◆ **Stated problem**:
Provide only the number of lines where "this" occurs.

+ + + +

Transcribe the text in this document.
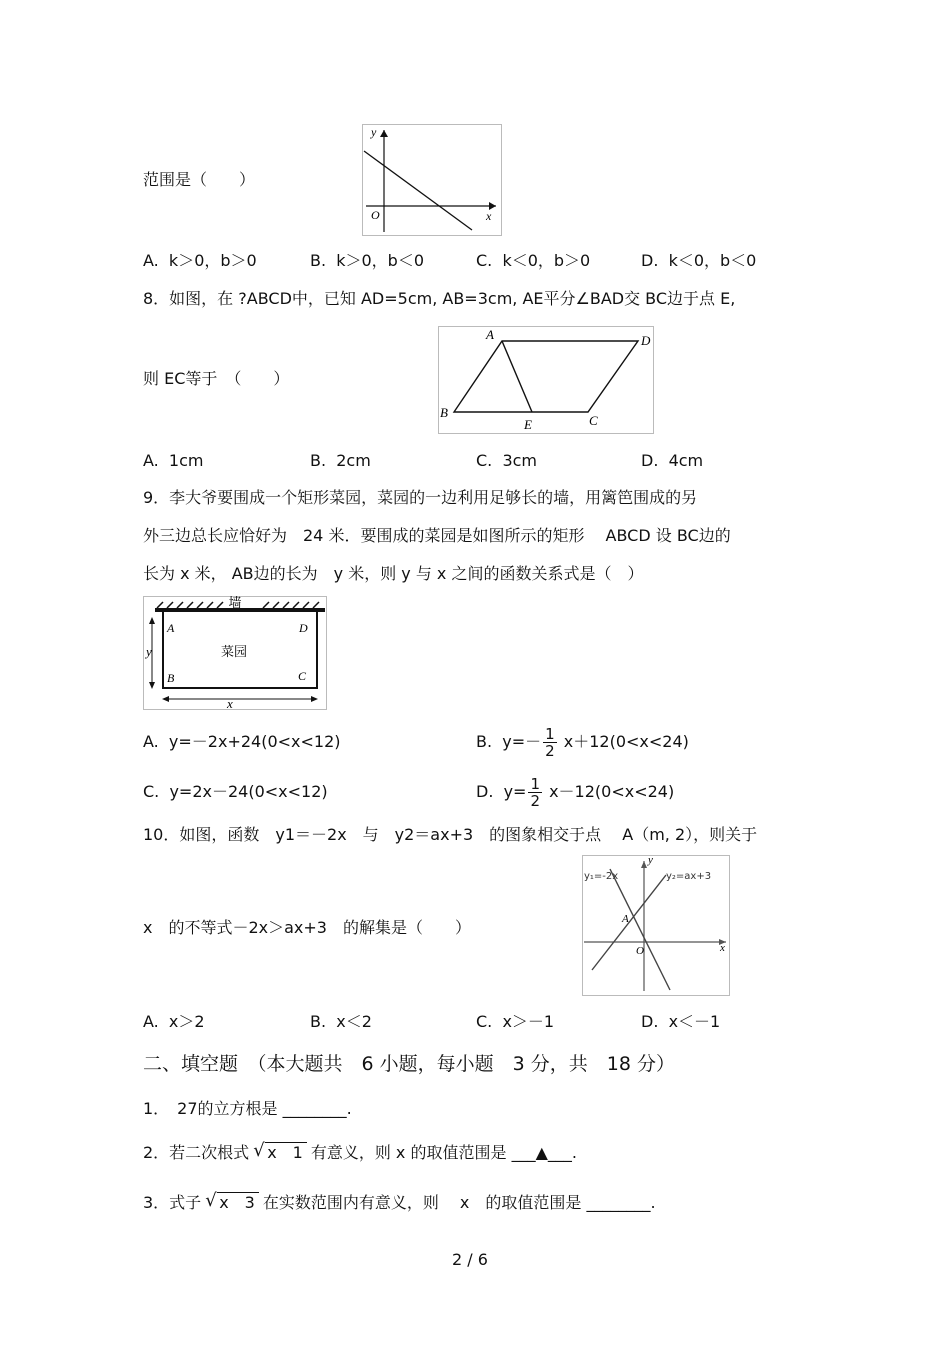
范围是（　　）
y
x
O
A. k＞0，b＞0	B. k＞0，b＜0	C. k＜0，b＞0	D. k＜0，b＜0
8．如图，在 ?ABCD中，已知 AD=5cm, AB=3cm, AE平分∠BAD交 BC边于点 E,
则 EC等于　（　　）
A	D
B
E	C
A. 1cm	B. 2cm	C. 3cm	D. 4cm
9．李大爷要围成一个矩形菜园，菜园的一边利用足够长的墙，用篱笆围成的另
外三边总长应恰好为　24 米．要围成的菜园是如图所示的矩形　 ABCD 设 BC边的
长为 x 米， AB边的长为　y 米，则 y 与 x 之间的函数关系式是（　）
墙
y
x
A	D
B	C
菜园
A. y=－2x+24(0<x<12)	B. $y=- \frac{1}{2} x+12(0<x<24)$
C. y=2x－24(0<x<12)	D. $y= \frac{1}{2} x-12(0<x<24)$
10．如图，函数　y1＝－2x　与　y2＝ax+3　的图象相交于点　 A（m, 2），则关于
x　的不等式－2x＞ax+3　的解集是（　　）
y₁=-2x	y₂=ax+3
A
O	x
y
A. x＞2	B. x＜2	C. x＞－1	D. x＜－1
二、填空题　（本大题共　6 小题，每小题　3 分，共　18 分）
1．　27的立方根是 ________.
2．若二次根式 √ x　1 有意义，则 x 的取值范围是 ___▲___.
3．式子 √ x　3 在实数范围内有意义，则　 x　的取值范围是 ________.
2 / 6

+ + + +

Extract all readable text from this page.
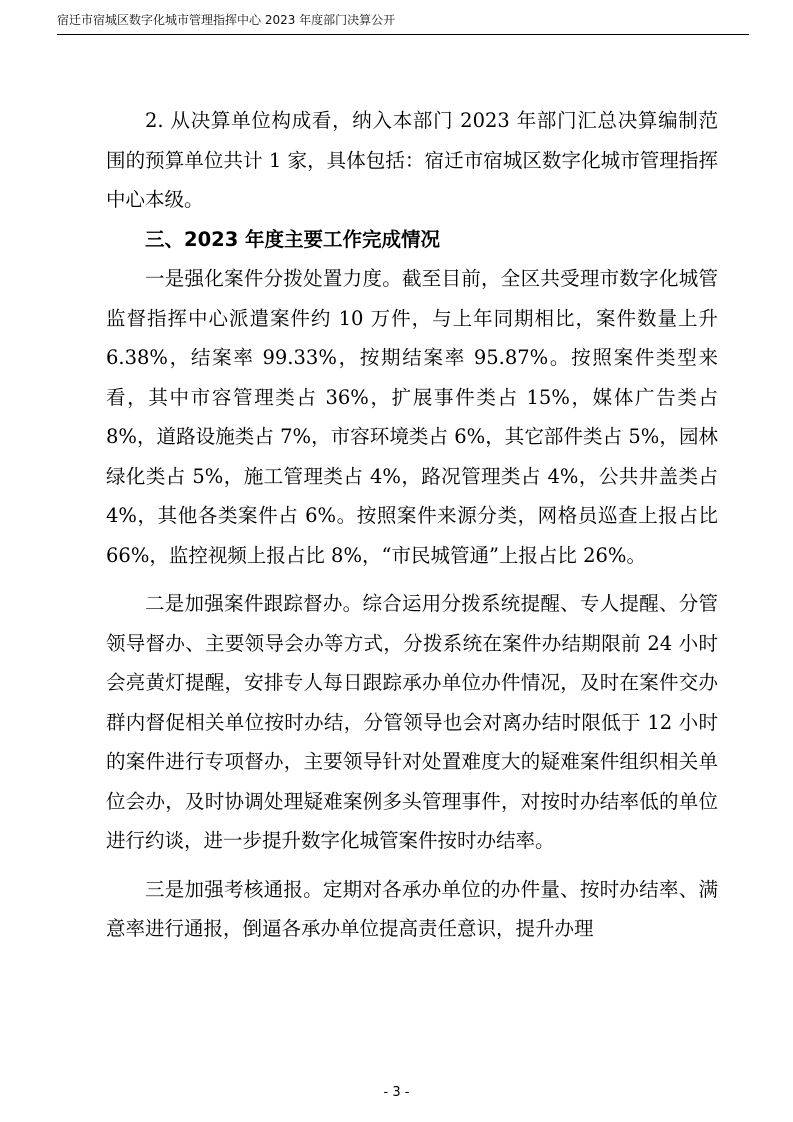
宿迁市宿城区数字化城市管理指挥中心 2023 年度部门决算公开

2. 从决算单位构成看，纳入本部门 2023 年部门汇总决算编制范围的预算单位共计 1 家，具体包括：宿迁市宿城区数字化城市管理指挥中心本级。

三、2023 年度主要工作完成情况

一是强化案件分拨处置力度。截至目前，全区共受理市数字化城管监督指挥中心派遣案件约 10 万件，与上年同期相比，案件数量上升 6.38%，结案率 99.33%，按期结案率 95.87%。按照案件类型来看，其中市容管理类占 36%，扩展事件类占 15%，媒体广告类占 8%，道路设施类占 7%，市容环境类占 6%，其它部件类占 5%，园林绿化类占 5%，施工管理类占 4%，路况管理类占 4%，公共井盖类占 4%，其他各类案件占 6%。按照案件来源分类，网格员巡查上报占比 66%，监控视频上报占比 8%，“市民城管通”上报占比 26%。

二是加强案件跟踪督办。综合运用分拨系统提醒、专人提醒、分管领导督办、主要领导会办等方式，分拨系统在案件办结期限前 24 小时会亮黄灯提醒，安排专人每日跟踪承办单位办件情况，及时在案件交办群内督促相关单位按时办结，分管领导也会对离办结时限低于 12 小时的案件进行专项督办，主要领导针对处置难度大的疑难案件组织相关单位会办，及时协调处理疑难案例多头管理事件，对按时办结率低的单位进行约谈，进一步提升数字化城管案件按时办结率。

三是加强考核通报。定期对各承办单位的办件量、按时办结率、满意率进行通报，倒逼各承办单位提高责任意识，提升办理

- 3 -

+ + + +

◆ **Reply**:
2